* BEGIN Text passage *
Billions of users of the Zuckerberg's Social Media Apps regained access to the services late night after the team spent relentless hours to restore the sudden outage that shook the social Space on Monday.

Down Detector had reported wide complaint from the United State of America before individual reports from different countries on its comment section showed that the outage was world wide.

For more than 5 hours, Facebook, Instagram and Whatsapp were down across many countries of the world while reports from the USA indicated inefficiency in the previous 24hours before the complete global outage, Down Detector revealed.

Facebook through its verified handle, about midnight, apologised for the sudden outage and announced that the services have been fully restored.

"We wanted to acknowledge the impact the outage has had on everyone who depends on accessing our apps and services every day.

"To the small businesses discovering new customers, groups bringing people together around shared interests, creators engaging with their communities, and families trying to connect: we’re sorry.

"We’ve been working hard to restore access and are happy to report our apps and services are coming back online now. Thank you for bearing with us and continuing to be the best part of Facebook," Facebook Team stated.
* END Text passage *
■ Exercise goal
Could you rewrite the outage report starting at "Billions of users" and ending at "Down Detector revealed.", substituting "disruption" for "outage"?
* BEGIN Information provided *
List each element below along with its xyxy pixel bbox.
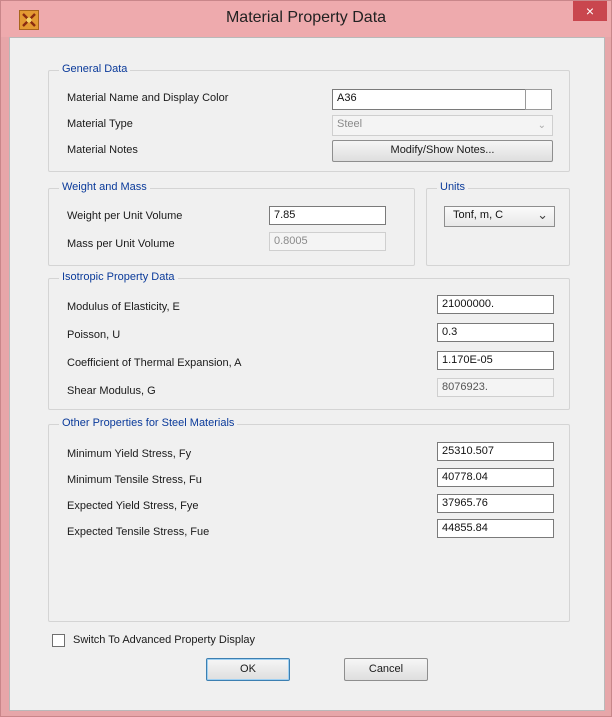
* END Information provided *
* BEGIN Information provided *
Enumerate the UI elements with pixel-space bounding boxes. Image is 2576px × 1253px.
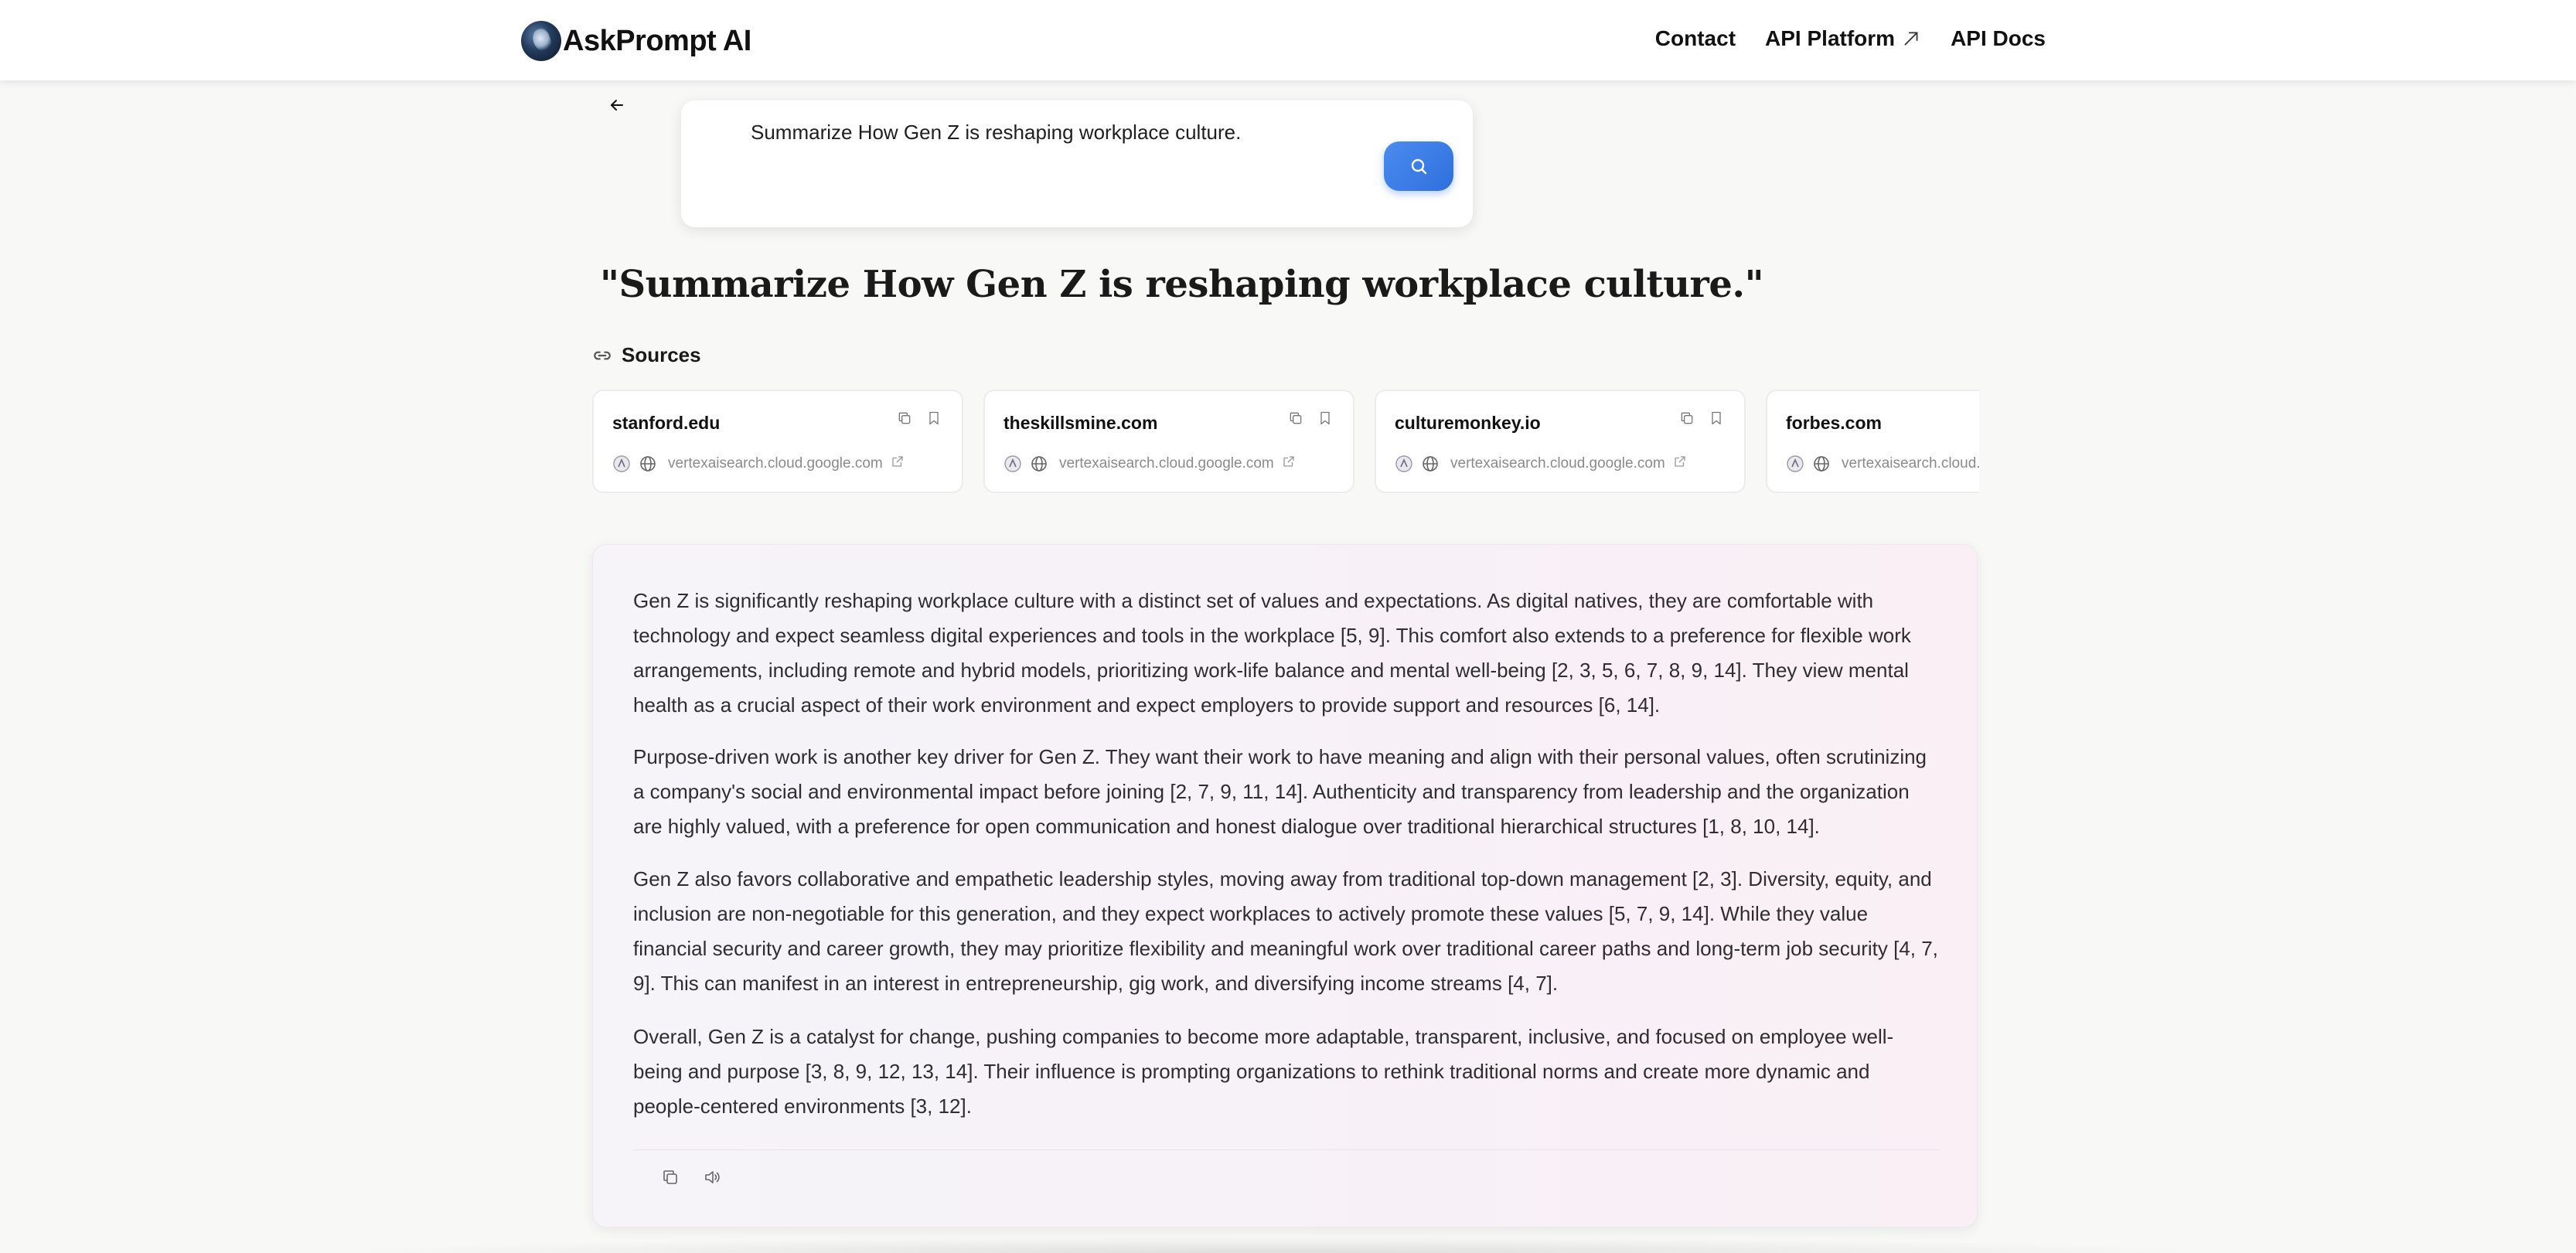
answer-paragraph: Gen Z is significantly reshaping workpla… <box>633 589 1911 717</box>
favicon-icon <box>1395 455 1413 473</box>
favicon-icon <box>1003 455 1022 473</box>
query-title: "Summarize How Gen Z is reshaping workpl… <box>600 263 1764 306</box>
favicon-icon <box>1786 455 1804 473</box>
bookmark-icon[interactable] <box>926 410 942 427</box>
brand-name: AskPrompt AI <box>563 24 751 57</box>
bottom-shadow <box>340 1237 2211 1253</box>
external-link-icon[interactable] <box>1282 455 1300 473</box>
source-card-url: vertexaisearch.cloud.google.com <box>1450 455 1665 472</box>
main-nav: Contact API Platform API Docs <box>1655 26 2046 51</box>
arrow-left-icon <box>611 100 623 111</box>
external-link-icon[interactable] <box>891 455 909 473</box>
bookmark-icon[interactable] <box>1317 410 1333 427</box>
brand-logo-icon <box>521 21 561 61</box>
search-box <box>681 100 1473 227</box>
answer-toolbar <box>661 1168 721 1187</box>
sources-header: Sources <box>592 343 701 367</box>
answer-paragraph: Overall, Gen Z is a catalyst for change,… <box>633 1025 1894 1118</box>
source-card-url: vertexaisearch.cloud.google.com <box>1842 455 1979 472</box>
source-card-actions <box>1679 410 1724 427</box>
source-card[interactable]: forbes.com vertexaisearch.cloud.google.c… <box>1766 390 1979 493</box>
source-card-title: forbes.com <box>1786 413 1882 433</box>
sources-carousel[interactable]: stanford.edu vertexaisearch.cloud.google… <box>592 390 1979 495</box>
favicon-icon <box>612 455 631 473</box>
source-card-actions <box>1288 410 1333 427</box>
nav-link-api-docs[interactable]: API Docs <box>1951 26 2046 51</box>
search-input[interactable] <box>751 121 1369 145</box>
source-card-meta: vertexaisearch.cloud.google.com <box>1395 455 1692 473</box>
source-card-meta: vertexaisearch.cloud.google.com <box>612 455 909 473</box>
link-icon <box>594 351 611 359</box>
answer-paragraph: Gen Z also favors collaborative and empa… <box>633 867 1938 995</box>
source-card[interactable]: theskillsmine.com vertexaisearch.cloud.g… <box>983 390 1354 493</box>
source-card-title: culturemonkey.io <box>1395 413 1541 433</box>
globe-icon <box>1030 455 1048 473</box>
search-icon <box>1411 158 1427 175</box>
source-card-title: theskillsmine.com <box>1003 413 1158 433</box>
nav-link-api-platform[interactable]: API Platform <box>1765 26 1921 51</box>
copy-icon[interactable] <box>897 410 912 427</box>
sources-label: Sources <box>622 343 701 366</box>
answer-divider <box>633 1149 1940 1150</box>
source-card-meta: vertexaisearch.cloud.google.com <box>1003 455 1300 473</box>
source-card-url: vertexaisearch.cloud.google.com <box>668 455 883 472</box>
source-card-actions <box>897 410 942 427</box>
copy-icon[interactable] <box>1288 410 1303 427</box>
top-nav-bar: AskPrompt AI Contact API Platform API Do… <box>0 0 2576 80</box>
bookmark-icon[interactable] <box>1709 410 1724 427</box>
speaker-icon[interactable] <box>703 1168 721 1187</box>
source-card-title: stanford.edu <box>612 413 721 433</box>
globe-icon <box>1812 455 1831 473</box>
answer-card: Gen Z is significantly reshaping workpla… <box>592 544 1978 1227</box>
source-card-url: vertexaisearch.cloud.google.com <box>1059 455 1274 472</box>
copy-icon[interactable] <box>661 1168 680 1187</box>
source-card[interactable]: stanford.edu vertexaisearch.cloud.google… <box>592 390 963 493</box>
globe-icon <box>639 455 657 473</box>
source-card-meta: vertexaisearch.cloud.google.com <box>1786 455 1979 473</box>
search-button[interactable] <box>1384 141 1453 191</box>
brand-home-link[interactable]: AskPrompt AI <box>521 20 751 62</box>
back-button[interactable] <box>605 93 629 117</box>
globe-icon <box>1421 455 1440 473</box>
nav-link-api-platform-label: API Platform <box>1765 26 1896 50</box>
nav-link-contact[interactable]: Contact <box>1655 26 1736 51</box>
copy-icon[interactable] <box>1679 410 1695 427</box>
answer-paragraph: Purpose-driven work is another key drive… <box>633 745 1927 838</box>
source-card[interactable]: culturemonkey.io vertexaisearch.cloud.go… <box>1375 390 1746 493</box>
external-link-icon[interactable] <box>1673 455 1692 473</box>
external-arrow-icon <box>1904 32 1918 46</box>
* END Information provided *
■ Expected answer
Billions of users of the Zuckerberg's Social Media Apps regained access to the services late night after the team spent relentless hours to restore the sudden disruption that shook the social Space on Monday.

Down Detector had reported wide complaint from the United State of America before individual reports from different countries on its comment section showed that the disruption was world wide.

For more than 5 hours, Facebook, Instagram and Whatsapp were down across many countries of the world while reports from the USA indicated inefficiency in the previous 24hours before the complete global disruption, Down Detector revealed.